:: Text segment ::

# Sealand Toilet Repair



## ARCHER (Oct 6, 2011)

have a slight problem with my toilet.  Water dosn't seem to want to shut off after flushing.  I thought it might just be the ball in the water valve was sticking so I put some vasoline petroleum jelly around it.  Didn't help.  Still leaks.  Guess I need to just purchase the water valve kit and install.  Could it be something else?  I know the ball inside the toilet that closes  to keep water inside main bowl will close all the way.  Seems to be a little rough in pushing the foot handle, but will flush , just won't shut off the water entirely (leaks just a little and will fill half the bowl in about two hours.
Should I just try and replace the water valve kit only?  hard to do?  just 2 screws?  Never done it before.  I do have the other part that controls the foot peddle (but I think you have to take the toilet off in order to install that piece, correct?)


----------



## Triple E (Oct 6, 2011)

Hey Archer, a couple of year ago I had a broken part on the little shower hose connection for cleaning out the toilet.  I called Sealand and they were very helpful with all I had to do.  Removing and installing the toilet was the easiest part of the whole job.  The parts they sent arrived the next day.  Which they should have since they are in Western Washington and I am in Eastern Washington.  NOW the toilet will not hold water in the bowl so I guess this will be my winter project.

:::

**The tasks**.
1/ Answer these from the Sealand toilet thread:
(a) What did Archer put around the ball in the water valve?
(b) How long does the leak take to fill half the bowl?
(c) Where is Sealand located, according to Triple E?
2/ Please rewrite part of the Sealand toilet thread with "silicone grease" swapped in for "vasoline petroleum jelly". Begin at the words "# Sealand Toilet" and stop after "about two hours.".
3/ Pick up the Sealand toilet thread after its final post and keep it going.

:: Data records ::

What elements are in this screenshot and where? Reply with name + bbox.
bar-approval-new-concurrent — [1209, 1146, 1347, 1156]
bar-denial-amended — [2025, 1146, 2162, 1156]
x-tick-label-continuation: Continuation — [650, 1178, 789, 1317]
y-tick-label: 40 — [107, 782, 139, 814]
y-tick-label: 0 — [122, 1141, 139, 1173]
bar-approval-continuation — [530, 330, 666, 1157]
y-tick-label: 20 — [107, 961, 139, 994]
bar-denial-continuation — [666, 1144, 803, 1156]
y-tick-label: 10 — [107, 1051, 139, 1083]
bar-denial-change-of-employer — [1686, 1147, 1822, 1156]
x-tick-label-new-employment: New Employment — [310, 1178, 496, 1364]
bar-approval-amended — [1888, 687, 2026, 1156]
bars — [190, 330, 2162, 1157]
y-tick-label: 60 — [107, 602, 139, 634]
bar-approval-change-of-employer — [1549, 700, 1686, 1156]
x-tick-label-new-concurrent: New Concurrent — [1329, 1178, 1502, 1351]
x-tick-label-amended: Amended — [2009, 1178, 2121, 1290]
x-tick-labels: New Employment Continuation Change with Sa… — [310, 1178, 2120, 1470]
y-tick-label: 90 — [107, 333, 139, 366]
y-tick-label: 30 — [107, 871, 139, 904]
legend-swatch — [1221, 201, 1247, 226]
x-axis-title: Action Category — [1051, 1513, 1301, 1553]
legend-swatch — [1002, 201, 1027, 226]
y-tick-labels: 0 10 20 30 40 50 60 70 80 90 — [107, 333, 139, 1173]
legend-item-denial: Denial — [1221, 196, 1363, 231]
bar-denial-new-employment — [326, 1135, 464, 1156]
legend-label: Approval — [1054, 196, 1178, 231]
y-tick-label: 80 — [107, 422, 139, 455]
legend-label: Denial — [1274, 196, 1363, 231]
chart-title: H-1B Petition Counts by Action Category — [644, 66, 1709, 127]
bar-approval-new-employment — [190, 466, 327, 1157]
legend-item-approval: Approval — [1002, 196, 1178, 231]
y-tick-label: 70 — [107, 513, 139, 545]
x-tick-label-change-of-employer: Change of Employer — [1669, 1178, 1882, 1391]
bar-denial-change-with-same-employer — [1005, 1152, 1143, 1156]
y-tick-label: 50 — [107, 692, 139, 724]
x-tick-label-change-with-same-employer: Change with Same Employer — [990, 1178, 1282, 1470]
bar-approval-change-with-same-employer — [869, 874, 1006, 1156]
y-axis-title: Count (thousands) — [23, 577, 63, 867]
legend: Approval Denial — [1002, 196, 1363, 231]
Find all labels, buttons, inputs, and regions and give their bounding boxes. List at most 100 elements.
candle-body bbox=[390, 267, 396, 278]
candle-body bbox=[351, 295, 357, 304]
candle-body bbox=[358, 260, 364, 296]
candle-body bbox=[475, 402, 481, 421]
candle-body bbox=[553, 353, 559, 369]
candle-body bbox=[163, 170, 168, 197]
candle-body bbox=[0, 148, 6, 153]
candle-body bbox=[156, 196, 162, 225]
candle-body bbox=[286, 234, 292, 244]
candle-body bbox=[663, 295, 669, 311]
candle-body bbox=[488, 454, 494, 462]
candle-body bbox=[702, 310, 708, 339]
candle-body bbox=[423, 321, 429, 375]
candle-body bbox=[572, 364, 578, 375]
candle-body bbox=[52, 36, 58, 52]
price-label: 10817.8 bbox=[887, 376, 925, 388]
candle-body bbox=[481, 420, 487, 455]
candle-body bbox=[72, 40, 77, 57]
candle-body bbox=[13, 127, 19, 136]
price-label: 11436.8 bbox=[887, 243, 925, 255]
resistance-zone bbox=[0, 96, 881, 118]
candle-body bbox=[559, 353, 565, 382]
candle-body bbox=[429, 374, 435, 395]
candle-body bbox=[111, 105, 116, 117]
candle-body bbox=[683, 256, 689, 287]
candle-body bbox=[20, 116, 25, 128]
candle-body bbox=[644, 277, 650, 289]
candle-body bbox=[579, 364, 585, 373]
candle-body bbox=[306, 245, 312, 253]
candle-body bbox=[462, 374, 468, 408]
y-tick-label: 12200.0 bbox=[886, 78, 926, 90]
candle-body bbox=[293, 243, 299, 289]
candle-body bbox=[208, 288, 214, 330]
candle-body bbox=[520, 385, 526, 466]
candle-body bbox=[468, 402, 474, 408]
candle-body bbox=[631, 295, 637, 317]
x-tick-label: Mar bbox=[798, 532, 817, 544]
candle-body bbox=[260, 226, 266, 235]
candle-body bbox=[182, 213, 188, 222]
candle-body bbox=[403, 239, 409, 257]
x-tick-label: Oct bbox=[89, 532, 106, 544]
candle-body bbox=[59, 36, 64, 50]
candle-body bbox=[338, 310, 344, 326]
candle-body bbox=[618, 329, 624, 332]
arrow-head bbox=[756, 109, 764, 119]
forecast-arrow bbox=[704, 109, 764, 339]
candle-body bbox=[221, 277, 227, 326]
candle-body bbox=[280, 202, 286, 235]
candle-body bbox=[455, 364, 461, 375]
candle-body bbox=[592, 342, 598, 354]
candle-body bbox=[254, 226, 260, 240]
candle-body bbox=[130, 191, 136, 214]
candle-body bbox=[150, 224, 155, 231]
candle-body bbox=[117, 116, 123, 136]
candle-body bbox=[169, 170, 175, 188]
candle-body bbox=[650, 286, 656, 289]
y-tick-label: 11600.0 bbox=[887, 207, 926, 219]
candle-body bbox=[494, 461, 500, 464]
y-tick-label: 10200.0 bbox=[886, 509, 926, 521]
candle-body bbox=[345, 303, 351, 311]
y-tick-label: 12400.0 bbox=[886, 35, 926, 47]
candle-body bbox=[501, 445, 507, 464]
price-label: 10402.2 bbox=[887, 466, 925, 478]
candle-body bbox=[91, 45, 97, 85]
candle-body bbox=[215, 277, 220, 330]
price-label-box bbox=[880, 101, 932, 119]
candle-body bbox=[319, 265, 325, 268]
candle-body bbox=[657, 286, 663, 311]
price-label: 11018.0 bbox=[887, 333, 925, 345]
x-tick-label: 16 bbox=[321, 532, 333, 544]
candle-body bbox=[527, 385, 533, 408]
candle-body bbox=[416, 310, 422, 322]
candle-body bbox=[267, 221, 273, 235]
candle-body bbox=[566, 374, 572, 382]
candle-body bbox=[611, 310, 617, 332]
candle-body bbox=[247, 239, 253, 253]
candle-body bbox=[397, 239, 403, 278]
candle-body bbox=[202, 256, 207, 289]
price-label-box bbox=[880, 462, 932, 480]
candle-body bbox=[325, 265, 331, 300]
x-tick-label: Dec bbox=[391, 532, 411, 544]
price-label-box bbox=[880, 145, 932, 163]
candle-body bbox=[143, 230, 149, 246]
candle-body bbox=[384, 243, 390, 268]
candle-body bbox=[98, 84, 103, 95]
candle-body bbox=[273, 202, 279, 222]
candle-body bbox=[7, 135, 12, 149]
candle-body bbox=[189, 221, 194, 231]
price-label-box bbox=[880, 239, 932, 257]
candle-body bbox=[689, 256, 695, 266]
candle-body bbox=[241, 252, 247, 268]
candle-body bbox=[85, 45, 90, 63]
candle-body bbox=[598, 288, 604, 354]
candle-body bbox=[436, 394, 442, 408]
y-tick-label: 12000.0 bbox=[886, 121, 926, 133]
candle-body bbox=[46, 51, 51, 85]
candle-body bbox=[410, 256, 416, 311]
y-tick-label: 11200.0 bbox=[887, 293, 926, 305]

:::

**Answer set**.
1/
(a) Vasoline petroleum jelly.
(b) About two hours.
(c) Western Washington.

2/
# Sealand Toilet Repair



## ARCHER (Oct 6, 2011)

have a slight problem with my toilet.  Water dosn't seem to want to shut off after flushing.  I thought it might just be the ball in the water valve was sticking so I put some silicone grease around it.  Didn't help.  Still leaks.  Guess I need to just purchase the water valve kit and install.  Could it be something else?  I know the ball inside the toilet that closes  to keep water inside main bowl will close all the way.  Seems to be a little rough in pushing the foot handle, but will flush , just won't shut off the water entirely (leaks just a little and will fill half the bowl in about two hours.

3/
When the toilet is off will be a good time to take a flash light to verify how clean you tank is.


----------



## akjimny (Oct 7, 2011)

That's going to be one of my projects when I get home this year.  Gotta rebuild the toilet so it will hold a water seal in the bowl.  I cleaned it good before the trip this spring and it held for a while but now the water leaks out after a few minutes.  Oh well -


----------



## ARCHER (Oct 9, 2011)

Well, i bought the water valve kit but have not installed it yet.  I loosened the two screws that hold it all together and low and behold, it seems to be working better.  I'll just hold on to the kit and the other part and if it starts acting up again, I'll go a head and repair it.  I did find out  you don't need to take the entire toilet off just to replace the two parts.


----------



## brodavid (Oct 11, 2011)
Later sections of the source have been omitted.